Collect each line containing "расширение".

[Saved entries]

◆ ◆ ◆

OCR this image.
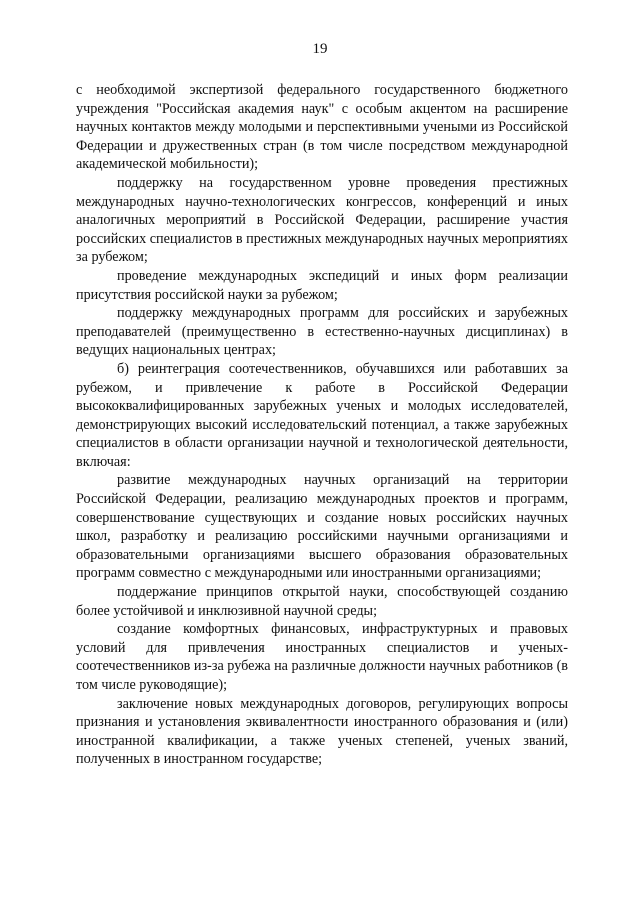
19

с необходимой экспертизой федерального государственного бюджетного учреждения "Российская академия наук" с особым акцентом на расширение научных контактов между молодыми и перспективными учеными из Российской Федерации и дружественных стран (в том числе посредством международной академической мобильности);

поддержку на государственном уровне проведения престижных международных научно-технологических конгрессов, конференций и иных аналогичных мероприятий в Российской Федерации, расширение участия российских специалистов в престижных международных научных мероприятиях за рубежом;

проведение международных экспедиций и иных форм реализации присутствия российской науки за рубежом;

поддержку международных программ для российских и зарубежных преподавателей (преимущественно в естественно-научных дисциплинах) в ведущих национальных центрах;

б) реинтеграция соотечественников, обучавшихся или работавших за рубежом, и привлечение к работе в Российской Федерации высококвалифицированных зарубежных ученых и молодых исследователей, демонстрирующих высокий исследовательский потенциал, а также зарубежных специалистов в области организации научной и технологической деятельности, включая:

развитие международных научных организаций на территории Российской Федерации, реализацию международных проектов и программ, совершенствование существующих и создание новых российских научных школ, разработку и реализацию российскими научными организациями и образовательными организациями высшего образования образовательных программ совместно с международными или иностранными организациями;

поддержание принципов открытой науки, способствующей созданию более устойчивой и инклюзивной научной среды;

создание комфортных финансовых, инфраструктурных и правовых условий для привлечения иностранных специалистов и ученых-соотечественников из-за рубежа на различные должности научных работников (в том числе руководящие);

заключение новых международных договоров, регулирующих вопросы признания и установления эквивалентности иностранного образования и (или) иностранной квалификации, а также ученых степеней, ученых званий, полученных в иностранном государстве;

◆ ◆ ◆

▸ Expected answer
с необходимой экспертизой федерального государственного бюджетного учреждения "Российская академия наук" с особым акцентом на расширение научных контактов между молодыми и перспективными учеными из Российской Федерации и дружественных стран (в том числе посредством международной академической мобильности);
поддержку на государственном уровне проведения престижных международных научно-технологических конгрессов, конференций и иных аналогичных мероприятий в Российской Федерации, расширение участия российских специалистов в престижных международных научных мероприятиях за рубежом;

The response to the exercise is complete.